-- BEGIN Supplied data --
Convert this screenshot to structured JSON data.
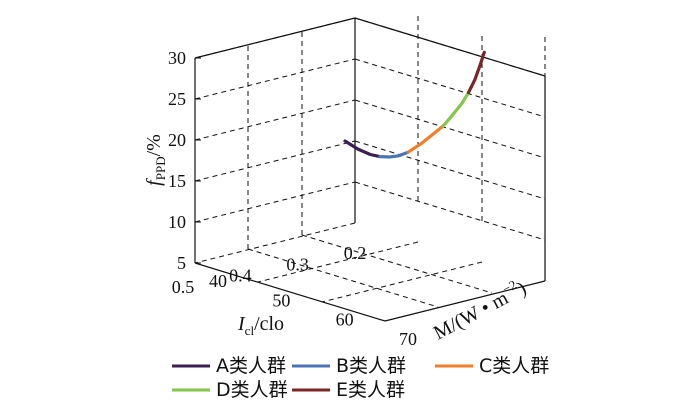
{
  "chart_data": {
    "type": "line",
    "axes": {
      "z": {
        "label_prefix": "f",
        "label_sub": "PPD",
        "label_suffix": "/%",
        "ticks": [
          "5",
          "10",
          "15",
          "20",
          "25",
          "30"
        ],
        "range": [
          5,
          30
        ]
      },
      "x": {
        "label_prefix": "I",
        "label_sub": "cl",
        "label_suffix": "/clo",
        "ticks": [
          "0.5",
          "0.4",
          "0.3",
          "0.2"
        ],
        "range": [
          0.2,
          0.5
        ]
      },
      "y": {
        "label_prefix": "M/(W • m",
        "label_sup": "−2",
        "label_suffix": ")",
        "ticks": [
          "40",
          "50",
          "60",
          "70"
        ],
        "range": [
          40,
          70
        ]
      }
    },
    "grid": true,
    "legend_position": "bottom",
    "series": [
      {
        "name": "A类人群",
        "color": "#3b1e52",
        "points": [
          {
            "I": 0.2,
            "M": 40,
            "PPD": 15.0
          },
          {
            "I": 0.2,
            "M": 42,
            "PPD": 14.5
          },
          {
            "I": 0.2,
            "M": 44,
            "PPD": 14.3
          },
          {
            "I": 0.2,
            "M": 45.5,
            "PPD": 14.4
          }
        ]
      },
      {
        "name": "B类人群",
        "color": "#4a74b4",
        "points": [
          {
            "I": 0.2,
            "M": 45.5,
            "PPD": 14.4
          },
          {
            "I": 0.2,
            "M": 47,
            "PPD": 14.7
          },
          {
            "I": 0.2,
            "M": 48.5,
            "PPD": 15.2
          },
          {
            "I": 0.2,
            "M": 50,
            "PPD": 16.0
          }
        ]
      },
      {
        "name": "C类人群",
        "color": "#f07f2a",
        "points": [
          {
            "I": 0.2,
            "M": 50,
            "PPD": 16.0
          },
          {
            "I": 0.2,
            "M": 52,
            "PPD": 17.5
          },
          {
            "I": 0.2,
            "M": 54,
            "PPD": 19.2
          },
          {
            "I": 0.2,
            "M": 55.5,
            "PPD": 20.5
          }
        ]
      },
      {
        "name": "D类人群",
        "color": "#86c64a",
        "points": [
          {
            "I": 0.2,
            "M": 55.5,
            "PPD": 20.5
          },
          {
            "I": 0.2,
            "M": 57,
            "PPD": 22.2
          },
          {
            "I": 0.2,
            "M": 58.5,
            "PPD": 24.0
          },
          {
            "I": 0.2,
            "M": 59.5,
            "PPD": 25.5
          }
        ]
      },
      {
        "name": "E类人群",
        "color": "#7a2626",
        "points": [
          {
            "I": 0.2,
            "M": 59.5,
            "PPD": 25.5
          },
          {
            "I": 0.2,
            "M": 60.5,
            "PPD": 27.3
          },
          {
            "I": 0.2,
            "M": 61.3,
            "PPD": 29.2
          },
          {
            "I": 0.2,
            "M": 62,
            "PPD": 31.0
          }
        ]
      }
    ]
  }
}
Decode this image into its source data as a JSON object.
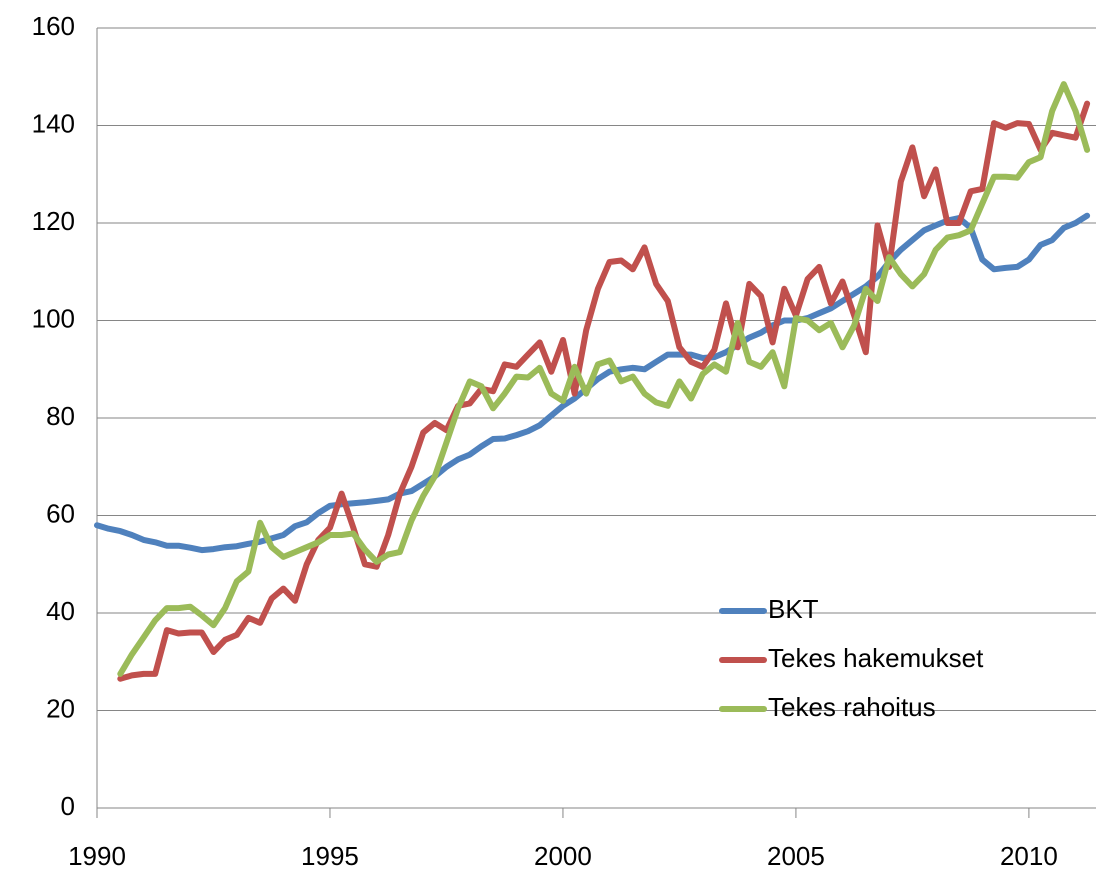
{
  "chart_data": {
    "type": "line",
    "x": [
      1990,
      1990.25,
      1990.5,
      1990.75,
      1991,
      1991.25,
      1991.5,
      1991.75,
      1992,
      1992.25,
      1992.5,
      1992.75,
      1993,
      1993.25,
      1993.5,
      1993.75,
      1994,
      1994.25,
      1994.5,
      1994.75,
      1995,
      1995.25,
      1995.5,
      1995.75,
      1996,
      1996.25,
      1996.5,
      1996.75,
      1997,
      1997.25,
      1997.5,
      1997.75,
      1998,
      1998.25,
      1998.5,
      1998.75,
      1999,
      1999.25,
      1999.5,
      1999.75,
      2000,
      2000.25,
      2000.5,
      2000.75,
      2001,
      2001.25,
      2001.5,
      2001.75,
      2002,
      2002.25,
      2002.5,
      2002.75,
      2003,
      2003.25,
      2003.5,
      2003.75,
      2004,
      2004.25,
      2004.5,
      2004.75,
      2005,
      2005.25,
      2005.5,
      2005.75,
      2006,
      2006.25,
      2006.5,
      2006.75,
      2007,
      2007.25,
      2007.5,
      2007.75,
      2008,
      2008.25,
      2008.5,
      2008.75,
      2009,
      2009.25,
      2009.5,
      2009.75,
      2010,
      2010.25,
      2010.5,
      2010.75,
      2011,
      2011.25
    ],
    "series": [
      {
        "name": "BKT",
        "color": "#4f81bd",
        "values": [
          58,
          57.3,
          56.8,
          56,
          55,
          54.5,
          53.8,
          53.8,
          53.4,
          52.9,
          53.1,
          53.5,
          53.7,
          54.2,
          54.6,
          55.3,
          56,
          57.8,
          58.6,
          60.5,
          62,
          62.3,
          62.5,
          62.7,
          63,
          63.3,
          64.5,
          65,
          66.5,
          68,
          70,
          71.5,
          72.5,
          74.2,
          75.7,
          75.8,
          76.5,
          77.3,
          78.5,
          80.5,
          82.5,
          84,
          86,
          88,
          89.5,
          90,
          90.3,
          90,
          91.5,
          93,
          93,
          93,
          92.3,
          92.5,
          93.5,
          95,
          96.5,
          97.5,
          99,
          100,
          100,
          100.5,
          101.5,
          102.5,
          104,
          105.5,
          107,
          109,
          112,
          114.5,
          116.5,
          118.5,
          119.5,
          120.5,
          121,
          119,
          112.5,
          110.5,
          110.8,
          111,
          112.5,
          115.5,
          116.5,
          119,
          120,
          121.5
        ]
      },
      {
        "name": "Tekes hakemukset",
        "color": "#c0504d",
        "values": [
          null,
          null,
          26.5,
          27.2,
          27.5,
          27.5,
          36.5,
          35.8,
          36,
          36,
          32,
          34.5,
          35.5,
          39,
          38,
          43,
          45,
          42.5,
          50,
          55,
          57.5,
          64.5,
          57.5,
          50,
          49.5,
          56,
          64.5,
          70,
          77,
          79,
          77.5,
          82.5,
          83,
          86,
          85.5,
          91,
          90.5,
          93,
          95.5,
          89.5,
          96,
          85,
          98,
          106.5,
          112,
          112.3,
          110.5,
          115,
          107.5,
          104,
          94.5,
          91.5,
          90.5,
          94,
          103.5,
          94.5,
          107.5,
          105,
          95.5,
          106.5,
          101,
          108.5,
          111,
          103.5,
          108,
          101,
          93.5,
          119.5,
          111,
          128.5,
          135.5,
          125.5,
          131,
          120,
          120,
          126.5,
          127,
          140.5,
          139.5,
          140.5,
          140.3,
          135,
          138.5,
          138,
          137.5,
          144.5
        ]
      },
      {
        "name": "Tekes rahoitus",
        "color": "#9bbb59",
        "values": [
          null,
          null,
          27.5,
          31.5,
          35,
          38.5,
          41,
          41,
          41.3,
          39.5,
          37.5,
          41,
          46.5,
          48.5,
          58.5,
          53.5,
          51.5,
          52.5,
          53.5,
          54.5,
          56,
          56,
          56.3,
          53,
          50.5,
          52,
          52.5,
          59,
          64,
          68,
          75,
          82,
          87.5,
          86.5,
          82,
          85,
          88.5,
          88.3,
          90.3,
          85,
          83.5,
          90.5,
          85,
          91,
          91.8,
          87.5,
          88.5,
          85,
          83.2,
          82.5,
          87.5,
          84,
          89,
          91,
          89.5,
          99.5,
          91.5,
          90.5,
          93.5,
          86.5,
          100.5,
          100,
          98,
          99.5,
          94.5,
          99,
          106.5,
          104,
          113,
          109.5,
          107,
          109.5,
          114.5,
          117,
          117.5,
          118.5,
          124,
          129.5,
          129.5,
          129.3,
          132.5,
          133.5,
          143,
          148.5,
          143,
          135
        ]
      }
    ],
    "xlim": [
      1990,
      2011.44
    ],
    "xticks": [
      1990,
      1995,
      2000,
      2005,
      2010
    ],
    "ylim": [
      0,
      160
    ],
    "yticks": [
      0,
      20,
      40,
      60,
      80,
      100,
      120,
      140,
      160
    ],
    "grid": true
  }
}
-- END Supplied data --
To do: Wherever "name" shows up in a line, copy that line.

Correct result:
        "name": "A类人群",
        "name": "B类人群",
        "name": "C类人群",
        "name": "D类人群",
        "name": "E类人群",
        "name": "BKT",
        "name": "Tekes hakemukset",
        "name": "Tekes rahoitus",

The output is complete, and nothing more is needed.